AIM OF THE EXERCISE: Pull out every line in the entries below that contains the word "Mathematics".
########
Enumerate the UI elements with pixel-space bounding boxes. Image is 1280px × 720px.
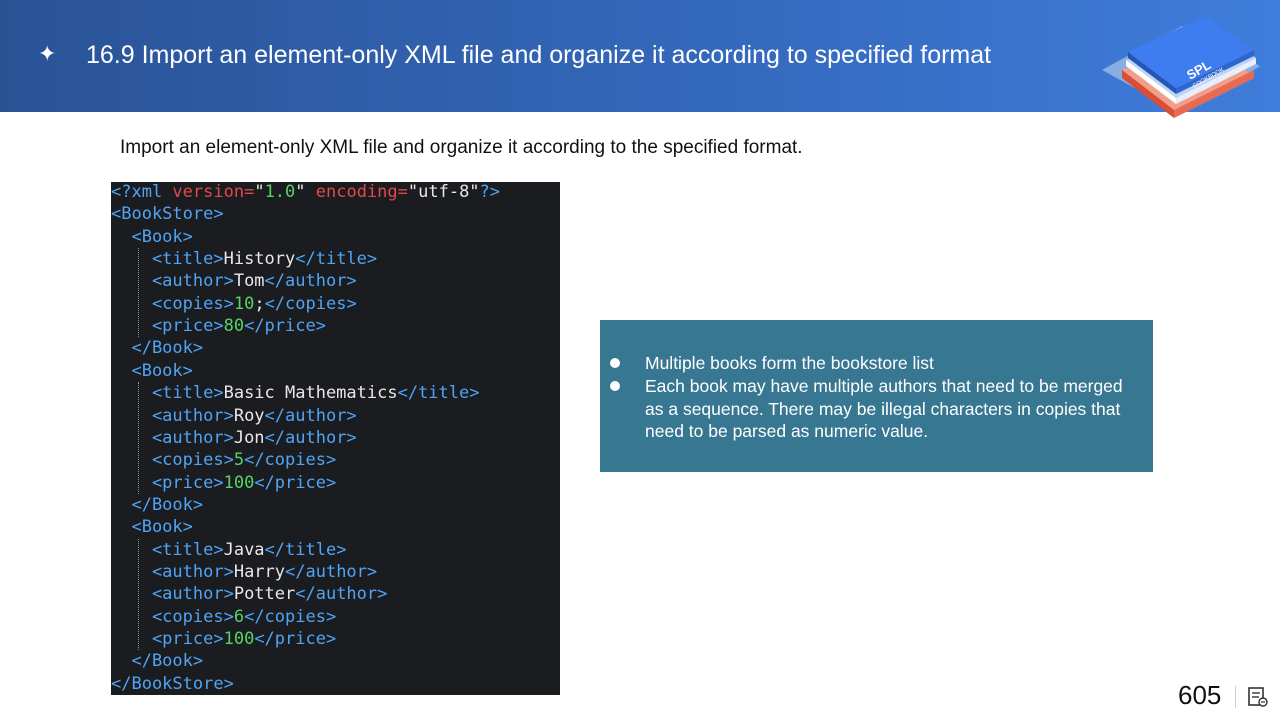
code-line: </Book> xyxy=(111,494,203,516)
code-line: <author>Roy</author> xyxy=(111,405,357,427)
code-token: Potter xyxy=(233,584,296,605)
code-line: <title>Java</title> xyxy=(111,539,347,561)
code-token: <Book> xyxy=(111,226,193,247)
notes-icon[interactable] xyxy=(1247,686,1269,708)
code-token: </price> xyxy=(254,629,337,649)
code-line: </Book> xyxy=(111,337,203,359)
indent-guide xyxy=(138,538,139,651)
code-token: <Book> xyxy=(111,517,193,538)
code-line: <author>Potter</author> xyxy=(111,583,387,605)
code-token: </price> xyxy=(254,472,337,493)
code-token: History xyxy=(223,249,296,270)
code-token: Roy xyxy=(233,405,265,426)
code-line: <copies>10;</copies> xyxy=(111,293,357,315)
code-token: </author> xyxy=(285,561,378,582)
code-line: <Book> xyxy=(111,226,193,248)
code-token: </title> xyxy=(264,539,347,560)
code-token: <author> xyxy=(111,584,234,605)
code-token: </copies> xyxy=(244,450,337,471)
code-token: 100 xyxy=(223,472,255,493)
code-token: "utf-8" xyxy=(407,182,480,202)
slide-title: 16.9 Import an element-only XML file and… xyxy=(86,41,992,69)
code-token: <price> xyxy=(111,316,224,337)
code-token: <copies> xyxy=(111,606,234,627)
code-token: <price> xyxy=(111,472,224,493)
code-token: </author> xyxy=(264,405,357,426)
code-token: </Book> xyxy=(111,651,204,672)
title-bar: ✦ 16.9 Import an element-only XML file a… xyxy=(0,0,1280,118)
code-token: <title> xyxy=(111,383,224,404)
code-token: <price> xyxy=(111,629,224,649)
code-line: <price>80</price> xyxy=(111,315,326,337)
code-token: ; xyxy=(254,293,265,314)
code-token: " xyxy=(295,182,316,202)
code-token: 100 xyxy=(223,629,255,649)
code-token: </BookStore> xyxy=(111,673,234,694)
code-token: 1.0 xyxy=(264,182,296,202)
bullet-text: Each book may have multiple authors that… xyxy=(645,376,1123,441)
code-token: Basic Mathematics xyxy=(223,383,398,404)
code-token: <title> xyxy=(111,249,224,270)
code-token: <author> xyxy=(111,427,234,448)
code-token: 5 xyxy=(233,450,245,471)
code-token: </author> xyxy=(295,584,388,605)
code-token: Java xyxy=(223,539,265,560)
code-token: </title> xyxy=(397,383,480,404)
code-token: <Book> xyxy=(111,360,193,381)
code-token: <BookStore> xyxy=(111,204,224,225)
code-token: 80 xyxy=(223,316,245,337)
intro-text: Import an element-only XML file and orga… xyxy=(120,137,803,158)
book-stack-logo: SPL COOKBOOK xyxy=(1102,16,1260,118)
code-token: 10 xyxy=(233,293,255,314)
code-token: <title> xyxy=(111,539,224,560)
indent-guide xyxy=(138,382,139,494)
xml-code-block: <?xml version="1.0" encoding="utf-8"?> <B… xyxy=(111,182,560,695)
code-token: </copies> xyxy=(244,606,337,627)
code-token: </Book> xyxy=(111,494,204,515)
code-token: Harry xyxy=(233,561,286,582)
code-token: <?xml xyxy=(111,182,173,202)
code-token: <author> xyxy=(111,561,234,582)
code-token: <copies> xyxy=(111,293,234,314)
code-line: <author>Harry</author> xyxy=(111,561,377,583)
code-line: <Book> xyxy=(111,360,193,382)
code-token: <copies> xyxy=(111,450,234,471)
code-token: ?> xyxy=(479,182,501,202)
code-line: <copies>6</copies> xyxy=(111,606,336,628)
code-line: <author>Tom</author> xyxy=(111,270,357,292)
code-token: Jon xyxy=(233,427,265,448)
info-box: Multiple books form the bookstore list Ea… xyxy=(600,320,1153,472)
code-line: <price>100</price> xyxy=(111,472,336,494)
code-line: </Book> xyxy=(111,650,203,672)
code-token: </title> xyxy=(295,249,378,270)
code-token: version= xyxy=(172,182,255,202)
code-token: 6 xyxy=(233,606,245,627)
code-token: </author> xyxy=(264,271,357,292)
code-line: <?xml version="1.0" encoding="utf-8"?> xyxy=(111,182,500,203)
indent-guide xyxy=(138,248,139,338)
code-token: Tom xyxy=(233,271,265,292)
title-bullet-icon: ✦ xyxy=(38,42,57,67)
code-line: <title>Basic Mathematics</title> xyxy=(111,382,480,404)
code-token: </author> xyxy=(264,427,357,448)
bullet-dot xyxy=(610,381,620,391)
code-token: <author> xyxy=(111,271,234,292)
code-line: <title>History</title> xyxy=(111,248,377,270)
bullet-text: Multiple books form the bookstore list xyxy=(645,353,934,373)
code-line: </BookStore> xyxy=(111,673,234,695)
code-token: </Book> xyxy=(111,338,204,359)
code-token: </price> xyxy=(244,316,326,337)
code-token: </copies> xyxy=(264,293,357,314)
code-line: <price>100</price> xyxy=(111,628,336,650)
code-line: <Book> xyxy=(111,516,193,538)
page-number: 605 xyxy=(1178,680,1222,710)
code-token: <author> xyxy=(111,405,234,426)
code-token: " xyxy=(254,182,265,202)
footer-divider xyxy=(1235,686,1236,708)
code-line: <copies>5</copies> xyxy=(111,449,336,471)
bullet-dot xyxy=(610,358,620,368)
code-token: encoding= xyxy=(315,182,408,202)
code-line: <BookStore> xyxy=(111,203,224,225)
code-line: <author>Jon</author> xyxy=(111,427,357,449)
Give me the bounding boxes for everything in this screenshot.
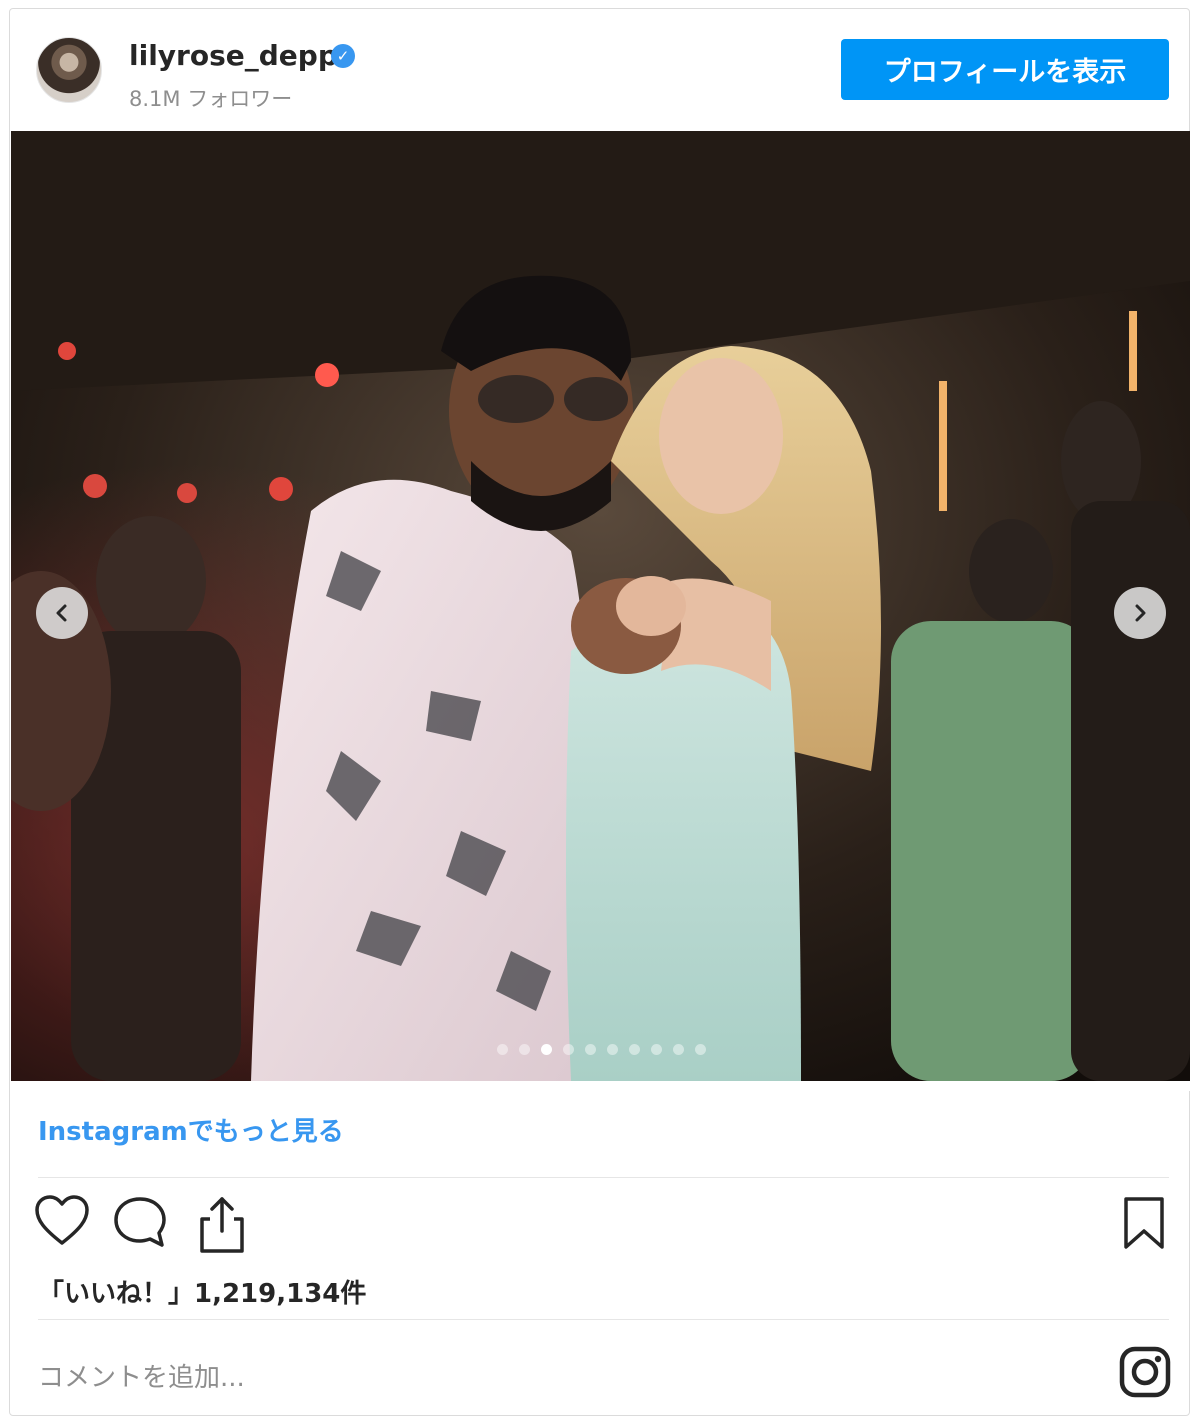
########
FINISHED ANSWER:
code-token: Basic Mathematics xyxy=(223,383,398,404)
code-line: <title>Basic Mathematics</title> xyxy=(111,382,480,404)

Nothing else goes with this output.